- **Aim of the task**: Pull out every line below that contains the word "Franknowo".

***** Records for the exercise *****

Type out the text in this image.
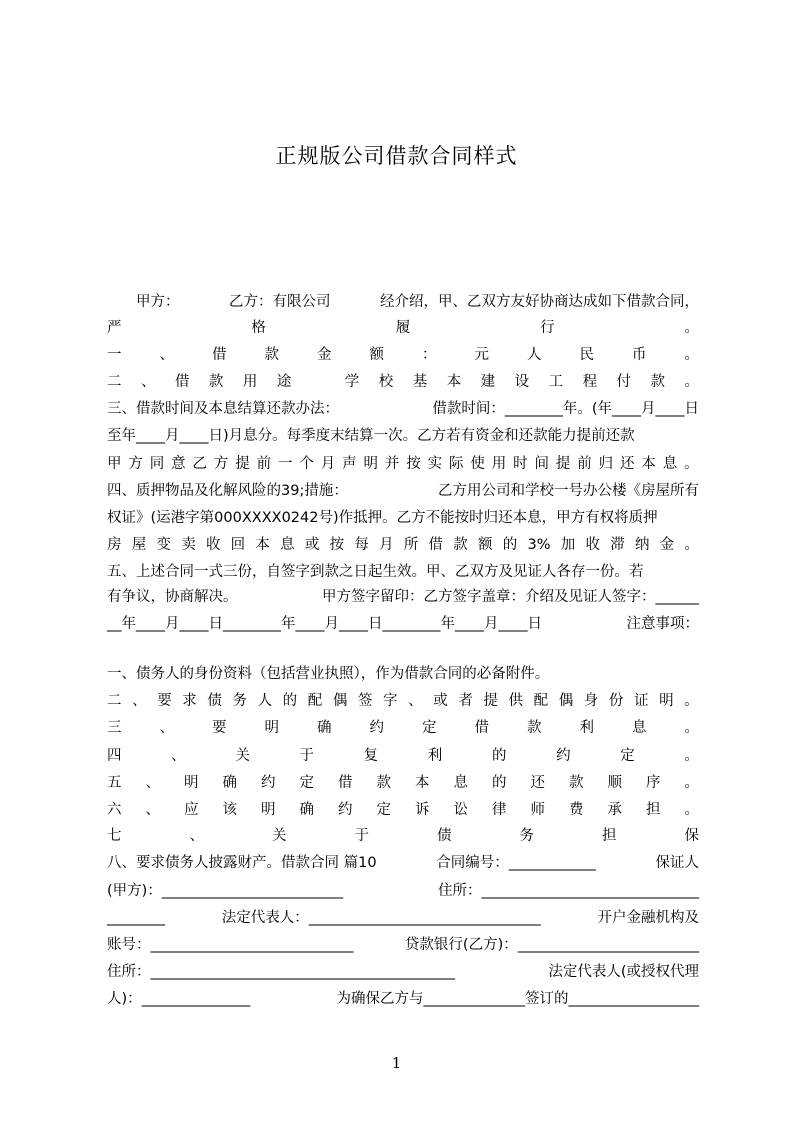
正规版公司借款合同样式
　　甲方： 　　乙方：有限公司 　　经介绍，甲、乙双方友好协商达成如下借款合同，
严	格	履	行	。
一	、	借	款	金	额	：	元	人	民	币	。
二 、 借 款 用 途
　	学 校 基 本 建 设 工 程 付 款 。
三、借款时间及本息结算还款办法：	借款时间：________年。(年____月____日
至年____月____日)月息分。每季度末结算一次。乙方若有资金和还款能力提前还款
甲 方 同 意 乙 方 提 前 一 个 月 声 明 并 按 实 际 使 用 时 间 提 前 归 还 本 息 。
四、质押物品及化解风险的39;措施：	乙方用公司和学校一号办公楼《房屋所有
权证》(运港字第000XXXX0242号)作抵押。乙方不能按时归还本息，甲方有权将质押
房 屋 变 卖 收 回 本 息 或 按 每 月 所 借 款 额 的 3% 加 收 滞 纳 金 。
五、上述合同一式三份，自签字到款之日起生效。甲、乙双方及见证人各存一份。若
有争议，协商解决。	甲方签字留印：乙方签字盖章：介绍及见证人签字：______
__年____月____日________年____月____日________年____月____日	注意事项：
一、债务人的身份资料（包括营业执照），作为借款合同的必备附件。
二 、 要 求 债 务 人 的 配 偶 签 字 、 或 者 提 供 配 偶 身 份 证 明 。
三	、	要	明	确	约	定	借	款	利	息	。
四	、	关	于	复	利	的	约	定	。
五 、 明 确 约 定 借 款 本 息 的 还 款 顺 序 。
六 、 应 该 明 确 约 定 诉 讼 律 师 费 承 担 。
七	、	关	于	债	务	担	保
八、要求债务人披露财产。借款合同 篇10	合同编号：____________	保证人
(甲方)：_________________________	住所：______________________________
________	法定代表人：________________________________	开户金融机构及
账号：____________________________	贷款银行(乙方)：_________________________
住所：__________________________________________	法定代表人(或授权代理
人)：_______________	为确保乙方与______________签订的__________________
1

*****
***** Records for the exercise *****

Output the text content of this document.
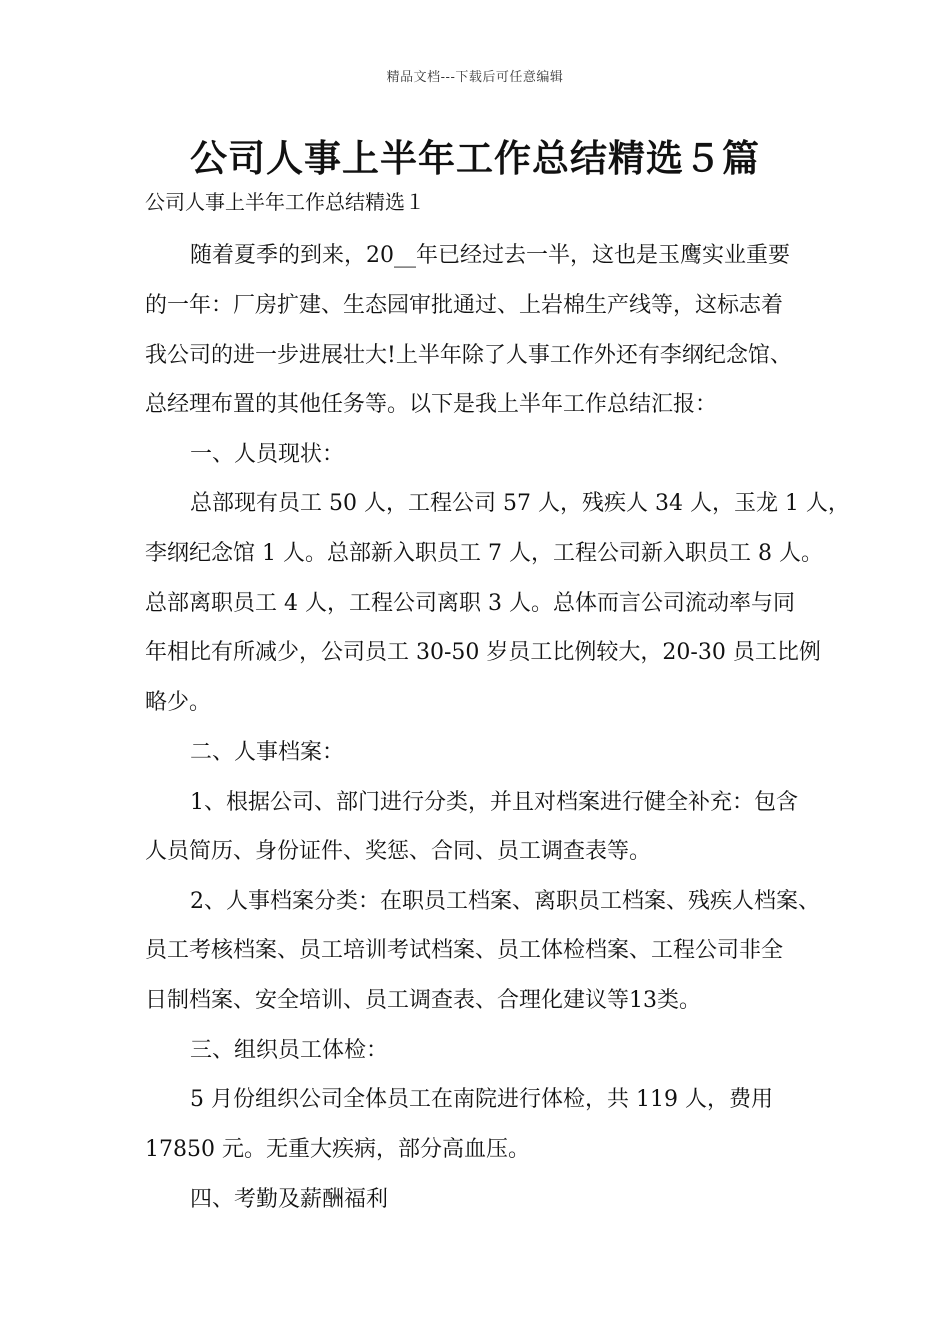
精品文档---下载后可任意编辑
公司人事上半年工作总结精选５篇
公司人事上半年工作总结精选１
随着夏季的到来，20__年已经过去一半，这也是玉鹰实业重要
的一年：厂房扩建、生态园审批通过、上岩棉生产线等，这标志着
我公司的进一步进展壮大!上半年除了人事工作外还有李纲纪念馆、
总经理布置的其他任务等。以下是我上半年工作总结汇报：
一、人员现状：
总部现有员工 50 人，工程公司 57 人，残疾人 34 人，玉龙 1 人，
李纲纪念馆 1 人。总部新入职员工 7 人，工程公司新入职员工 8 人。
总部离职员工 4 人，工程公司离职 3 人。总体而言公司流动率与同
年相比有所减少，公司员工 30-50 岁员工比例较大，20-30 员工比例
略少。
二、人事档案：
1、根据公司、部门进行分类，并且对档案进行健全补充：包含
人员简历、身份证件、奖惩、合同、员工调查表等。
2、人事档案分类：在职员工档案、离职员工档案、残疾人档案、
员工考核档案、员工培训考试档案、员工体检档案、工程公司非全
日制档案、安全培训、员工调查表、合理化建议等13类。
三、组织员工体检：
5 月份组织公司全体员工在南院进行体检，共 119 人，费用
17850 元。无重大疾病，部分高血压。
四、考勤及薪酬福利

*****
***** Records for the exercise *****

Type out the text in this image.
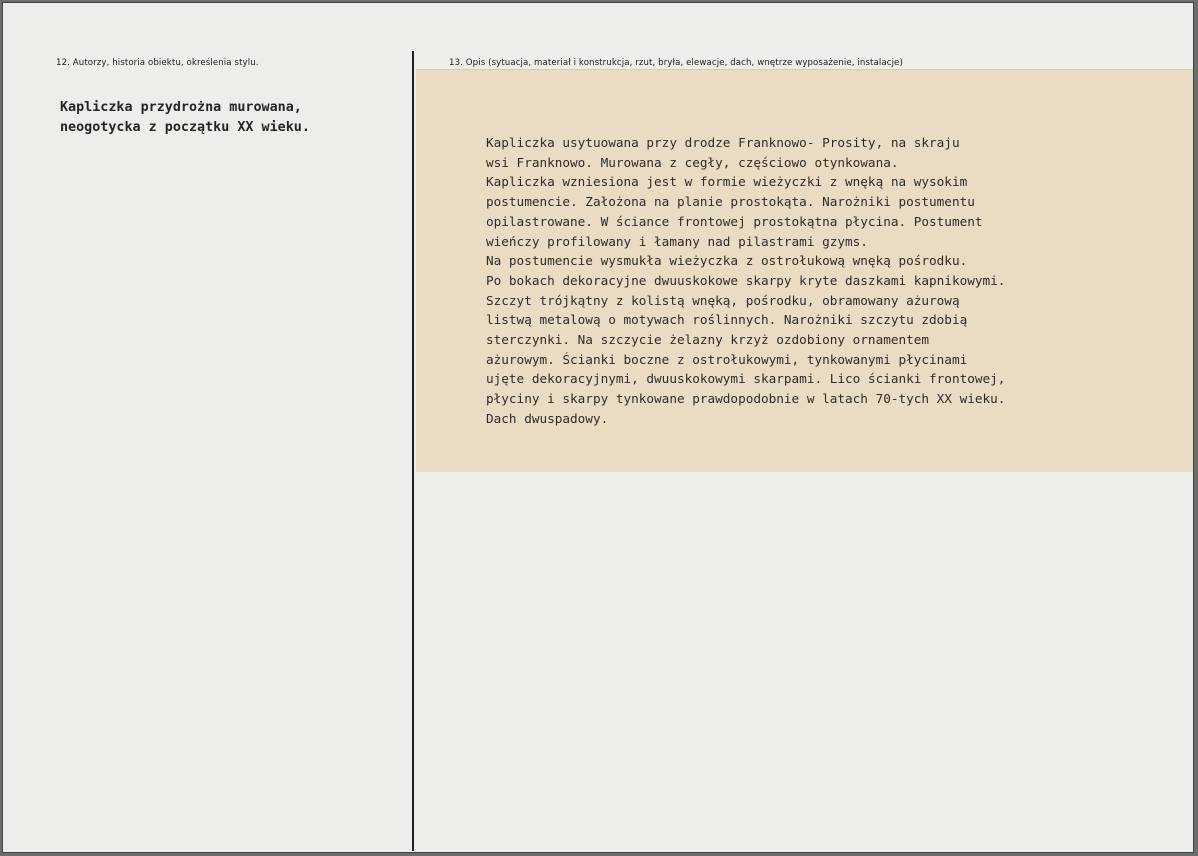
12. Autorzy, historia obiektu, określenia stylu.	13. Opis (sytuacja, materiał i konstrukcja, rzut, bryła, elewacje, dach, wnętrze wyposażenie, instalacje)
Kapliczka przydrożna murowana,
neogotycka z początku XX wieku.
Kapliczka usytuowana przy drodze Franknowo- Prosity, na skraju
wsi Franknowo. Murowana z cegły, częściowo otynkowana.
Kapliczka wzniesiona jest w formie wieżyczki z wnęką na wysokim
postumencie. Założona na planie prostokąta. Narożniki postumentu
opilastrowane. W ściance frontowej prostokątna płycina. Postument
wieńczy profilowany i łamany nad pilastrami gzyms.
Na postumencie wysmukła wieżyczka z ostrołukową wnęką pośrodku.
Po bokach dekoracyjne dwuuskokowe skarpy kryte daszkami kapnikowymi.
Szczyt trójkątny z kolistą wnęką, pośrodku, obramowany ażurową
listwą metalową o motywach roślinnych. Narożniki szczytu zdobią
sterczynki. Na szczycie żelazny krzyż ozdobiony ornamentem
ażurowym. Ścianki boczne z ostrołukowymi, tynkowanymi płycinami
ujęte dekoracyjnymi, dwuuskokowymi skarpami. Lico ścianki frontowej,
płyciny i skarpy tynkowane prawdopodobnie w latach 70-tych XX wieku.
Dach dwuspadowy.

*****

- **Exercise solution**:
Kapliczka usytuowana przy drodze Franknowo- Prosity, na skraju
wsi Franknowo. Murowana z cegły, częściowo otynkowana.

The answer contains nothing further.